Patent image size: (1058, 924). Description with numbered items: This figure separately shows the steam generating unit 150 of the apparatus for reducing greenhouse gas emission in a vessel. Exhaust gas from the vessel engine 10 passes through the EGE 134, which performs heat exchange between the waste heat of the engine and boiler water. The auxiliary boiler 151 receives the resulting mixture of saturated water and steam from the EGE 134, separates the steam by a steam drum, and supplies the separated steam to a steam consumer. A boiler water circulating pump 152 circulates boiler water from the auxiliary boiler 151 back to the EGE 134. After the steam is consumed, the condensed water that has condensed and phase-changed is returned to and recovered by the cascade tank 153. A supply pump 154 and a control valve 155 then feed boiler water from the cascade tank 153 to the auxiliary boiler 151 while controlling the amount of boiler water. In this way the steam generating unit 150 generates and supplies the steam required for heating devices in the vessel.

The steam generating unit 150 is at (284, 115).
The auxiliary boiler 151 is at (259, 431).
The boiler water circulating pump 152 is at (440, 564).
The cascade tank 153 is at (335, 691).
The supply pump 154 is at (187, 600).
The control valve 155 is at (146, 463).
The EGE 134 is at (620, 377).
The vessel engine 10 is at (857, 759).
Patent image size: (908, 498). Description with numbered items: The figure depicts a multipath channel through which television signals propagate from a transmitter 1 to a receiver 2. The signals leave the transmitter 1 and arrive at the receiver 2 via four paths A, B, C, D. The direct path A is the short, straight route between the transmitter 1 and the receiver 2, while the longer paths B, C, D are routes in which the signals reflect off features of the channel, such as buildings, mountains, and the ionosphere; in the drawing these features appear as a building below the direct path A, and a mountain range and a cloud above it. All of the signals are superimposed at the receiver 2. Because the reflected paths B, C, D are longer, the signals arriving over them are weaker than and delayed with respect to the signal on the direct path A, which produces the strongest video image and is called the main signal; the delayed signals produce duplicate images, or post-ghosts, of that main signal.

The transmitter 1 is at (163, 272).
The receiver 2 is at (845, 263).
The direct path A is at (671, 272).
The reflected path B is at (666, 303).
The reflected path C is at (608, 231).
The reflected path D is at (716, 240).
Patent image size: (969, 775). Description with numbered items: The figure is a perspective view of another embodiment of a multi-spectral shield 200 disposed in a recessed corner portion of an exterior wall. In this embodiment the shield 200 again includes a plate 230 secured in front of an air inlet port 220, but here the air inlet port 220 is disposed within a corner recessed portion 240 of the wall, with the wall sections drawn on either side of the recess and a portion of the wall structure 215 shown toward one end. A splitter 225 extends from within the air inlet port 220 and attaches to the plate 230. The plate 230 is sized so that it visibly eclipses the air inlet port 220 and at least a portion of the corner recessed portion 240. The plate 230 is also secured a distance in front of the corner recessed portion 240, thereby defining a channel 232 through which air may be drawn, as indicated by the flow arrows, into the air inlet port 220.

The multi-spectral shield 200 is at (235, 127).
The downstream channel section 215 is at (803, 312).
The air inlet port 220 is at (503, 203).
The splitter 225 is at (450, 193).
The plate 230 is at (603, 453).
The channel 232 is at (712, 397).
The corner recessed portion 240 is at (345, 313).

□ □ □ □ □ □ □

Could you quote the records word for word, from their first line through the line with "The vessel engine 10 is at (857, 759).", including that line?

> [ANSWER TO THIS TASK]:
Patent image size: (1058, 924). Description with numbered items: This figure separately shows the steam generating unit 150 of the apparatus for reducing greenhouse gas emission in a vessel. Exhaust gas from the vessel engine 10 passes through the EGE 134, which performs heat exchange between the waste heat of the engine and boiler water. The auxiliary boiler 151 receives the resulting mixture of saturated water and steam from the EGE 134, separates the steam by a steam drum, and supplies the separated steam to a steam consumer. A boiler water circulating pump 152 circulates boiler water from the auxiliary boiler 151 back to the EGE 134. After the steam is consumed, the condensed water that has condensed and phase-changed is returned to and recovered by the cascade tank 153. A supply pump 154 and a control valve 155 then feed boiler water from the cascade tank 153 to the auxiliary boiler 151 while controlling the amount of boiler water. In this way the steam generating unit 150 generates and supplies the steam required for heating devices in the vessel.

The steam generating unit 150 is at (284, 115).
The auxiliary boiler 151 is at (259, 431).
The boiler water circulating pump 152 is at (440, 564).
The cascade tank 153 is at (335, 691).
The supply pump 154 is at (187, 600).
The control valve 155 is at (146, 463).
The EGE 134 is at (620, 377).
The vessel engine 10 is at (857, 759).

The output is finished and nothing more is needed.